- **WHAT TO DO**: Each line below should be reproduced without any alteration.
##### RECORDS PROVIDED #####
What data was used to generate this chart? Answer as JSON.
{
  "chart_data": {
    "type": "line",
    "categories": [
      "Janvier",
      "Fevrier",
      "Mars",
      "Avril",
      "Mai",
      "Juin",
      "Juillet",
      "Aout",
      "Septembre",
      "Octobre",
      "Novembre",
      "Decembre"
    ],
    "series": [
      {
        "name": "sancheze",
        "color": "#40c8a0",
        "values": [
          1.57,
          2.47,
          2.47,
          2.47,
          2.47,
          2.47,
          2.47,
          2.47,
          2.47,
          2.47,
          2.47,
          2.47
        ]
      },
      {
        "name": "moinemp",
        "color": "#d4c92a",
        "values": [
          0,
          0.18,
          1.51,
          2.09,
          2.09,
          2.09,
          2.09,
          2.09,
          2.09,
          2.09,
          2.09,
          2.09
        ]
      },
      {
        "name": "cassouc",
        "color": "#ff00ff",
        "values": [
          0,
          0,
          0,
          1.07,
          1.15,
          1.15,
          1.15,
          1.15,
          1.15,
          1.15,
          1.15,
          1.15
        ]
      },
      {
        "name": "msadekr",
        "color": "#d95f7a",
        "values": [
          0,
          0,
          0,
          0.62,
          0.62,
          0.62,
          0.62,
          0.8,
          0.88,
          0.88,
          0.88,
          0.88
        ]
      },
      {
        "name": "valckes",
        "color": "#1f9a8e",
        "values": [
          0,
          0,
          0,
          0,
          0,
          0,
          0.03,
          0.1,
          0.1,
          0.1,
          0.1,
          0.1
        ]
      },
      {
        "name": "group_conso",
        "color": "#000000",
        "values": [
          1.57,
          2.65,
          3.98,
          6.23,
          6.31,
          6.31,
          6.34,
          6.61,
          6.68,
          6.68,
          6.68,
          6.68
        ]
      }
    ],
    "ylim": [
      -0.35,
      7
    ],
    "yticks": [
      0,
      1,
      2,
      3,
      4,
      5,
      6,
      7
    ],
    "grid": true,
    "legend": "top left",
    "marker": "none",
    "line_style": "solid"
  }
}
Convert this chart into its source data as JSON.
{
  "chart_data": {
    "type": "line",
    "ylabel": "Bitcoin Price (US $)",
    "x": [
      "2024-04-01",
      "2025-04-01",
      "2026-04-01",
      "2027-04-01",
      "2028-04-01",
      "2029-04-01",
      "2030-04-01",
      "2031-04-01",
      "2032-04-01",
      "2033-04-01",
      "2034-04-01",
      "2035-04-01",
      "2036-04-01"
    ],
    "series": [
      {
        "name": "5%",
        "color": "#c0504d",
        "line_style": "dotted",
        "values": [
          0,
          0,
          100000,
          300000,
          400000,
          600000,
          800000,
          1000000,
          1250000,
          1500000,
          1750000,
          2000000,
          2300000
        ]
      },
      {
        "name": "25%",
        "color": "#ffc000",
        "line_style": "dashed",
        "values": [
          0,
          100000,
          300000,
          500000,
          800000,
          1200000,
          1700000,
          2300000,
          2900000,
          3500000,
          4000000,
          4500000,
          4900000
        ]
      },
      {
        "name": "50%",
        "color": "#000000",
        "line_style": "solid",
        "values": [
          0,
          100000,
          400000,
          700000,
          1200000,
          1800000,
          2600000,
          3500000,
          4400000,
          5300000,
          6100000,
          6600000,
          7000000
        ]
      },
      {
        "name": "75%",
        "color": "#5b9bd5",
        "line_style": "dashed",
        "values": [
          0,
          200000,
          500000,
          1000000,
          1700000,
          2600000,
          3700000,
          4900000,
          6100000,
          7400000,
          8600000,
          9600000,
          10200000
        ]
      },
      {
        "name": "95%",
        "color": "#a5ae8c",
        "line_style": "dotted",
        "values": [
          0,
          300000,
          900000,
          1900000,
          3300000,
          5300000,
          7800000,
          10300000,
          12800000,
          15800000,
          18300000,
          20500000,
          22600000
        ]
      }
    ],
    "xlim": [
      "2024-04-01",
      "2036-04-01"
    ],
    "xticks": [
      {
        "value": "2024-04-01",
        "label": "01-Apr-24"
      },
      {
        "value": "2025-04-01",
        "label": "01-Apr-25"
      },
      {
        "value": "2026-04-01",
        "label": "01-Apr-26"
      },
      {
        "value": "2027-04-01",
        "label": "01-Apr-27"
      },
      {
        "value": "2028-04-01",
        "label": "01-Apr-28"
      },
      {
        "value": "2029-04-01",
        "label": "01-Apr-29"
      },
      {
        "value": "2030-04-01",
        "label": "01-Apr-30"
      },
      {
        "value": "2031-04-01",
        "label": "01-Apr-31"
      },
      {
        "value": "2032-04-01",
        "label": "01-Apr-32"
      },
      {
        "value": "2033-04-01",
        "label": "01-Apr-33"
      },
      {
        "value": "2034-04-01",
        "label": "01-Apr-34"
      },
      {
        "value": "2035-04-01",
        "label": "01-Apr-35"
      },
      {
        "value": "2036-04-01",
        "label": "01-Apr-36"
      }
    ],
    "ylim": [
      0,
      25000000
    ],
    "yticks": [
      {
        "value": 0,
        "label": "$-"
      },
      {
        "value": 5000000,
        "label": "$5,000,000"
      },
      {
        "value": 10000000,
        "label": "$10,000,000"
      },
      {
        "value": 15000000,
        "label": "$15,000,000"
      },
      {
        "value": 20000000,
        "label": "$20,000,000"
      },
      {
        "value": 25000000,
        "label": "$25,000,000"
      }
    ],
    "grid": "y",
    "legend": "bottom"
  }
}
#####
- **OUTPUT OF THE EXERCISE**:
What data was used to generate this chart? Answer as JSON.
{
  "chart_data": {
    "type": "line",
    "categories": [
      "Janvier",
      "Fevrier",
      "Mars",
      "Avril",
      "Mai",
      "Juin",
      "Juillet",
      "Aout",
      "Septembre",
      "Octobre",
      "Novembre",
      "Decembre"
    ],
    "series": [
      {
        "name": "sancheze",
        "color": "#40c8a0",
        "values": [
          1.57,
          2.47,
          2.47,
          2.47,
          2.47,
          2.47,
          2.47,
          2.47,
          2.47,
          2.47,
          2.47,
          2.47
        ]
      },
      {
        "name": "moinemp",
        "color": "#d4c92a",
        "values": [
          0,
          0.18,
          1.51,
          2.09,
          2.09,
          2.09,
          2.09,
          2.09,
          2.09,
          2.09,
          2.09,
          2.09
        ]
      },
      {
        "name": "cassouc",
        "color": "#ff00ff",
        "values": [
          0,
          0,
          0,
          1.07,
          1.15,
          1.15,
          1.15,
          1.15,
          1.15,
          1.15,
          1.15,
          1.15
        ]
      },
      {
        "name": "msadekr",
        "color": "#d95f7a",
        "values": [
          0,
          0,
          0,
          0.62,
          0.62,
          0.62,
          0.62,
          0.8,
          0.88,
          0.88,
          0.88,
          0.88
        ]
      },
      {
        "name": "valckes",
        "color": "#1f9a8e",
        "values": [
          0,
          0,
          0,
          0,
          0,
          0,
          0.03,
          0.1,
          0.1,
          0.1,
          0.1,
          0.1
        ]
      },
      {
        "name": "group_conso",
        "color": "#000000",
        "values": [
          1.57,
          2.65,
          3.98,
          6.23,
          6.31,
          6.31,
          6.34,
          6.61,
          6.68,
          6.68,
          6.68,
          6.68
        ]
      }
    ],
    "ylim": [
      -0.35,
      7
    ],
    "yticks": [
      0,
      1,
      2,
      3,
      4,
      5,
      6,
      7
    ],
    "grid": true,
    "legend": "top left",
    "marker": "none",
    "line_style": "solid"
  }
}
Convert this chart into its source data as JSON.
{
  "chart_data": {
    "type": "line",
    "ylabel": "Bitcoin Price (US $)",
    "x": [
      "2024-04-01",
      "2025-04-01",
      "2026-04-01",
      "2027-04-01",
      "2028-04-01",
      "2029-04-01",
      "2030-04-01",
      "2031-04-01",
      "2032-04-01",
      "2033-04-01",
      "2034-04-01",
      "2035-04-01",
      "2036-04-01"
    ],
    "series": [
      {
        "name": "5%",
        "color": "#c0504d",
        "line_style": "dotted",
        "values": [
          0,
          0,
          100000,
          300000,
          400000,
          600000,
          800000,
          1000000,
          1250000,
          1500000,
          1750000,
          2000000,
          2300000
        ]
      },
      {
        "name": "25%",
        "color": "#ffc000",
        "line_style": "dashed",
        "values": [
          0,
          100000,
          300000,
          500000,
          800000,
          1200000,
          1700000,
          2300000,
          2900000,
          3500000,
          4000000,
          4500000,
          4900000
        ]
      },
      {
        "name": "50%",
        "color": "#000000",
        "line_style": "solid",
        "values": [
          0,
          100000,
          400000,
          700000,
          1200000,
          1800000,
          2600000,
          3500000,
          4400000,
          5300000,
          6100000,
          6600000,
          7000000
        ]
      },
      {
        "name": "75%",
        "color": "#5b9bd5",
        "line_style": "dashed",
        "values": [
          0,
          200000,
          500000,
          1000000,
          1700000,
          2600000,
          3700000,
          4900000,
          6100000,
          7400000,
          8600000,
          9600000,
          10200000
        ]
      },
      {
        "name": "95%",
        "color": "#a5ae8c",
        "line_style": "dotted",
        "values": [
          0,
          300000,
          900000,
          1900000,
          3300000,
          5300000,
          7800000,
          10300000,
          12800000,
          15800000,
          18300000,
          20500000,
          22600000
        ]
      }
    ],
    "xlim": [
      "2024-04-01",
      "2036-04-01"
    ],
    "xticks": [
      {
        "value": "2024-04-01",
        "label": "01-Apr-24"
      },
      {
        "value": "2025-04-01",
        "label": "01-Apr-25"
      },
      {
        "value": "2026-04-01",
        "label": "01-Apr-26"
      },
      {
        "value": "2027-04-01",
        "label": "01-Apr-27"
      },
      {
        "value": "2028-04-01",
        "label": "01-Apr-28"
      },
      {
        "value": "2029-04-01",
        "label": "01-Apr-29"
      },
      {
        "value": "2030-04-01",
        "label": "01-Apr-30"
      },
      {
        "value": "2031-04-01",
        "label": "01-Apr-31"
      },
      {
        "value": "2032-04-01",
        "label": "01-Apr-32"
      },
      {
        "value": "2033-04-01",
        "label": "01-Apr-33"
      },
      {
        "value": "2034-04-01",
        "label": "01-Apr-34"
      },
      {
        "value": "2035-04-01",
        "label": "01-Apr-35"
      },
      {
        "value": "2036-04-01",
        "label": "01-Apr-36"
      }
    ],
    "ylim": [
      0,
      25000000
    ],
    "yticks": [
      {
        "value": 0,
        "label": "$-"
      },
      {
        "value": 5000000,
        "label": "$5,000,000"
      },
      {
        "value": 10000000,
        "label": "$10,000,000"
      },
      {
        "value": 15000000,
        "label": "$15,000,000"
      },
      {
        "value": 20000000,
        "label": "$20,000,000"
      },
      {
        "value": 25000000,
        "label": "$25,000,000"
      }
    ],
    "grid": "y",
    "legend": "bottom"
  }
}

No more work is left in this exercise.